- _Given problem_
List all lines in the material below that contain "true".

Stored data
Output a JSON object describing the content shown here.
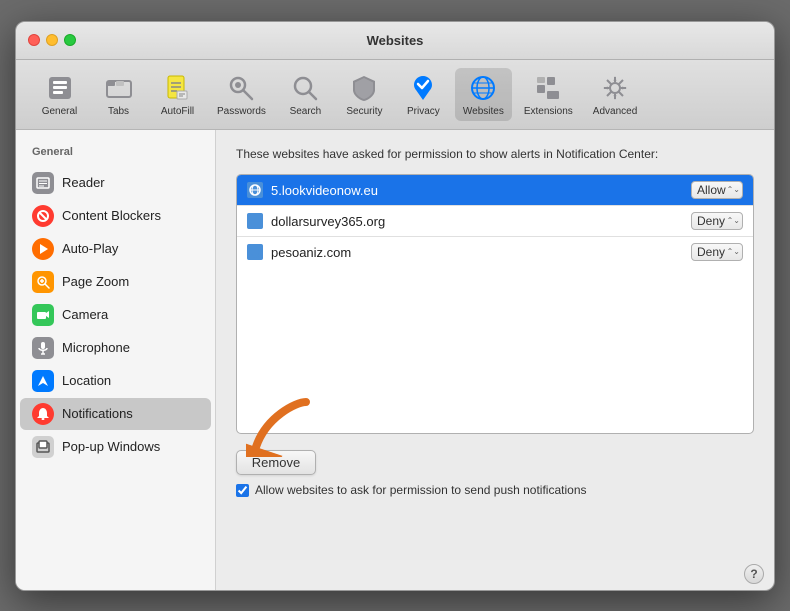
{
  "window": {
    "title": "Websites"
  },
  "toolbar": {
    "items": [
      {
        "id": "general",
        "label": "General",
        "icon": "⚙"
      },
      {
        "id": "tabs",
        "label": "Tabs",
        "icon": "▭"
      },
      {
        "id": "autofill",
        "label": "AutoFill",
        "icon": "✏"
      },
      {
        "id": "passwords",
        "label": "Passwords",
        "icon": "🔑"
      },
      {
        "id": "search",
        "label": "Search",
        "icon": "🔍"
      },
      {
        "id": "security",
        "label": "Security",
        "icon": "🛡"
      },
      {
        "id": "privacy",
        "label": "Privacy",
        "icon": "✋"
      },
      {
        "id": "websites",
        "label": "Websites",
        "icon": "🌐"
      },
      {
        "id": "extensions",
        "label": "Extensions",
        "icon": "🧩"
      },
      {
        "id": "advanced",
        "label": "Advanced",
        "icon": "⚙"
      }
    ],
    "active": "websites"
  },
  "sidebar": {
    "header": "General",
    "items": [
      {
        "id": "reader",
        "label": "Reader",
        "icon": "≡",
        "iconBg": "#8e8e93",
        "iconColor": "white"
      },
      {
        "id": "content-blockers",
        "label": "Content Blockers",
        "icon": "●",
        "iconBg": "#ff3b30",
        "iconColor": "white"
      },
      {
        "id": "auto-play",
        "label": "Auto-Play",
        "icon": "▶",
        "iconBg": "#ff6d00",
        "iconColor": "white"
      },
      {
        "id": "page-zoom",
        "label": "Page Zoom",
        "icon": "🔍",
        "iconBg": "#ff9500",
        "iconColor": "white"
      },
      {
        "id": "camera",
        "label": "Camera",
        "icon": "◼",
        "iconBg": "#34c759",
        "iconColor": "white"
      },
      {
        "id": "microphone",
        "label": "Microphone",
        "icon": "🎤",
        "iconBg": "#8e8e93",
        "iconColor": "white"
      },
      {
        "id": "location",
        "label": "Location",
        "icon": "✈",
        "iconBg": "#007aff",
        "iconColor": "white"
      },
      {
        "id": "notifications",
        "label": "Notifications",
        "icon": "●",
        "iconBg": "#ff3b30",
        "iconColor": "white",
        "active": true
      },
      {
        "id": "popup-windows",
        "label": "Pop-up Windows",
        "icon": "▭",
        "iconBg": "#8e8e8e",
        "iconColor": "white"
      }
    ]
  },
  "panel": {
    "description": "These websites have asked for permission to show alerts in Notification Center:",
    "websites": [
      {
        "id": "site1",
        "name": "5.lookvideonow.eu",
        "permission": "Allow",
        "selected": true
      },
      {
        "id": "site2",
        "name": "dollarsurvey365.org",
        "permission": "Deny",
        "selected": false
      },
      {
        "id": "site3",
        "name": "pesoaniz.com",
        "permission": "Deny",
        "selected": false
      }
    ],
    "permission_options": [
      "Allow",
      "Deny"
    ],
    "remove_button_label": "Remove",
    "checkbox_label": "Allow websites to ask for permission to send push notifications",
    "checkbox_checked": true
  },
  "help": {
    "label": "?"
  }
}
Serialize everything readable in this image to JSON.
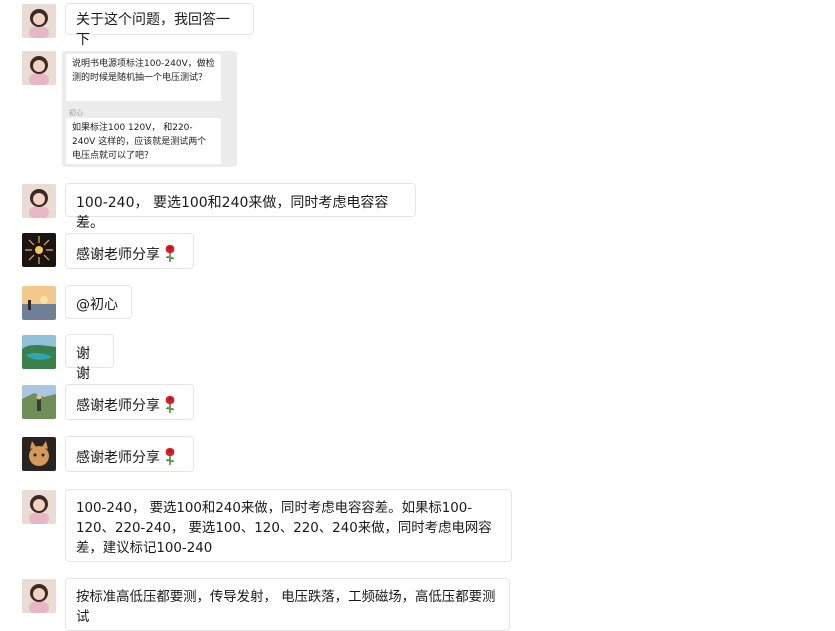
{
  "messages": [
    {
      "text": "关于这个问题，我回答一下"
    },
    {
      "quote": {
        "first": "说明书电源项标注100-240V，做检测的时候是随机抽一个电压测试？",
        "name": "初心",
        "second": "如果标注100 120V， 和220-240V 这样的，应该就是测试两个电压点就可以了吧？"
      }
    },
    {
      "text": "100-240， 要选100和240来做，同时考虑电容容差。"
    },
    {
      "text": "感谢老师分享"
    },
    {
      "text": "@初心"
    },
    {
      "text": "谢谢"
    },
    {
      "text": "感谢老师分享"
    },
    {
      "text": "感谢老师分享"
    },
    {
      "text": "100-240， 要选100和240来做，同时考虑电容容差。如果标100-120、220-240， 要选100、120、220、240来做，同时考虑电网容差，建议标记100-240"
    },
    {
      "text": "按标准高低压都要测，传导发射， 电压跌落，工频磁场，高低压都要测试"
    }
  ],
  "icons": {
    "rose": "rose-emoji-icon"
  },
  "colors": {
    "bubble_border": "#e6e6e6",
    "quote_bg": "#ececec",
    "rose": "#d6202a"
  }
}
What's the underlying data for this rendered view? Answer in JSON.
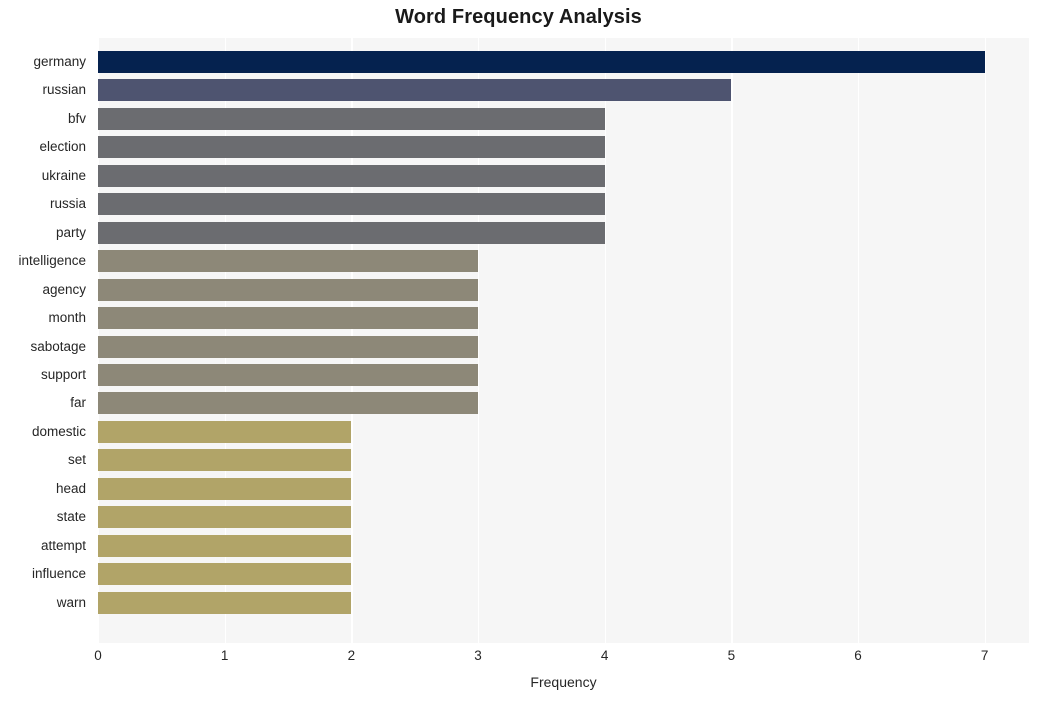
{
  "chart_data": {
    "type": "bar",
    "orientation": "horizontal",
    "title": "Word Frequency Analysis",
    "xlabel": "Frequency",
    "ylabel": "",
    "xlim": [
      0,
      7.35
    ],
    "xticks": [
      0,
      1,
      2,
      3,
      4,
      5,
      6,
      7
    ],
    "xtick_labels": [
      "0",
      "1",
      "2",
      "3",
      "4",
      "5",
      "6",
      "7"
    ],
    "grid": true,
    "grid_axis": "x",
    "grid_color": "#ffffff",
    "plot_background": "#f6f6f6",
    "figure_background": "#ffffff",
    "legend": null,
    "categories": [
      "germany",
      "russian",
      "bfv",
      "election",
      "ukraine",
      "russia",
      "party",
      "intelligence",
      "agency",
      "month",
      "sabotage",
      "support",
      "far",
      "domestic",
      "set",
      "head",
      "state",
      "attempt",
      "influence",
      "warn"
    ],
    "values": [
      7,
      5,
      4,
      4,
      4,
      4,
      4,
      3,
      3,
      3,
      3,
      3,
      3,
      2,
      2,
      2,
      2,
      2,
      2,
      2
    ],
    "bar_colors": [
      "#05224f",
      "#4e5470",
      "#6b6c70",
      "#6b6c70",
      "#6b6c70",
      "#6b6c70",
      "#6b6c70",
      "#8d8878",
      "#8d8878",
      "#8d8878",
      "#8d8878",
      "#8d8878",
      "#8d8878",
      "#b1a468",
      "#b1a468",
      "#b1a468",
      "#b1a468",
      "#b1a468",
      "#b1a468",
      "#b1a468"
    ]
  }
}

- _Full response_
        "active": true
        "selected": true
    "checkbox_checked": true
    "grid": true,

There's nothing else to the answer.